[Records from a dataset]
-- Begin --
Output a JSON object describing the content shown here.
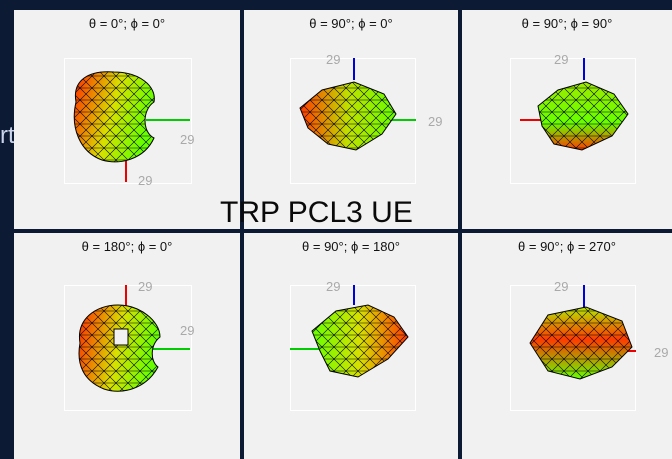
{
  "slide": {
    "title": "TRP PCL3 UE",
    "side_fragment": "rtis)"
  },
  "panels": [
    {
      "title": "θ = 0°; ϕ = 0°",
      "labels": [
        "29",
        "29"
      ],
      "axes": [
        "green-right",
        "red-down"
      ]
    },
    {
      "title": "θ = 90°; ϕ = 0°",
      "labels": [
        "29",
        "29"
      ],
      "axes": [
        "blue-up",
        "green-right"
      ]
    },
    {
      "title": "θ = 90°; ϕ = 90°",
      "labels": [
        "29"
      ],
      "axes": [
        "blue-up",
        "red-left"
      ]
    },
    {
      "title": "θ = 180°; ϕ = 0°",
      "labels": [
        "29",
        "29"
      ],
      "axes": [
        "red-up",
        "green-right"
      ]
    },
    {
      "title": "θ = 90°; ϕ = 180°",
      "labels": [
        "29"
      ],
      "axes": [
        "blue-up",
        "green-left"
      ]
    },
    {
      "title": "θ = 90°; ϕ = 270°",
      "labels": [
        "29",
        "29"
      ],
      "axes": [
        "blue-up",
        "red-right"
      ]
    }
  ],
  "colors": {
    "background": "#0c1a33",
    "panel": "#f1f1f1",
    "axis_x": "#00cc00",
    "axis_y": "#ee0000",
    "axis_z": "#0000dd",
    "mesh_hot": "#ff2a00",
    "mesh_cool": "#66ff00"
  }
}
-- End --
Quote the material word for word, dropping any images it holds.

Answer to the exercise:
Output a JSON object describing the content shown here.
{
  "slide": {
    "title": "TRP PCL3 UE",
    "side_fragment": "rtis)"
  },
  "panels": [
    {
      "title": "θ = 0°; ϕ = 0°",
      "labels": [
        "29",
        "29"
      ],
      "axes": [
        "green-right",
        "red-down"
      ]
    },
    {
      "title": "θ = 90°; ϕ = 0°",
      "labels": [
        "29",
        "29"
      ],
      "axes": [
        "blue-up",
        "green-right"
      ]
    },
    {
      "title": "θ = 90°; ϕ = 90°",
      "labels": [
        "29"
      ],
      "axes": [
        "blue-up",
        "red-left"
      ]
    },
    {
      "title": "θ = 180°; ϕ = 0°",
      "labels": [
        "29",
        "29"
      ],
      "axes": [
        "red-up",
        "green-right"
      ]
    },
    {
      "title": "θ = 90°; ϕ = 180°",
      "labels": [
        "29"
      ],
      "axes": [
        "blue-up",
        "green-left"
      ]
    },
    {
      "title": "θ = 90°; ϕ = 270°",
      "labels": [
        "29",
        "29"
      ],
      "axes": [
        "blue-up",
        "red-right"
      ]
    }
  ],
  "colors": {
    "background": "#0c1a33",
    "panel": "#f1f1f1",
    "axis_x": "#00cc00",
    "axis_y": "#ee0000",
    "axis_z": "#0000dd",
    "mesh_hot": "#ff2a00",
    "mesh_cool": "#66ff00"
  }
}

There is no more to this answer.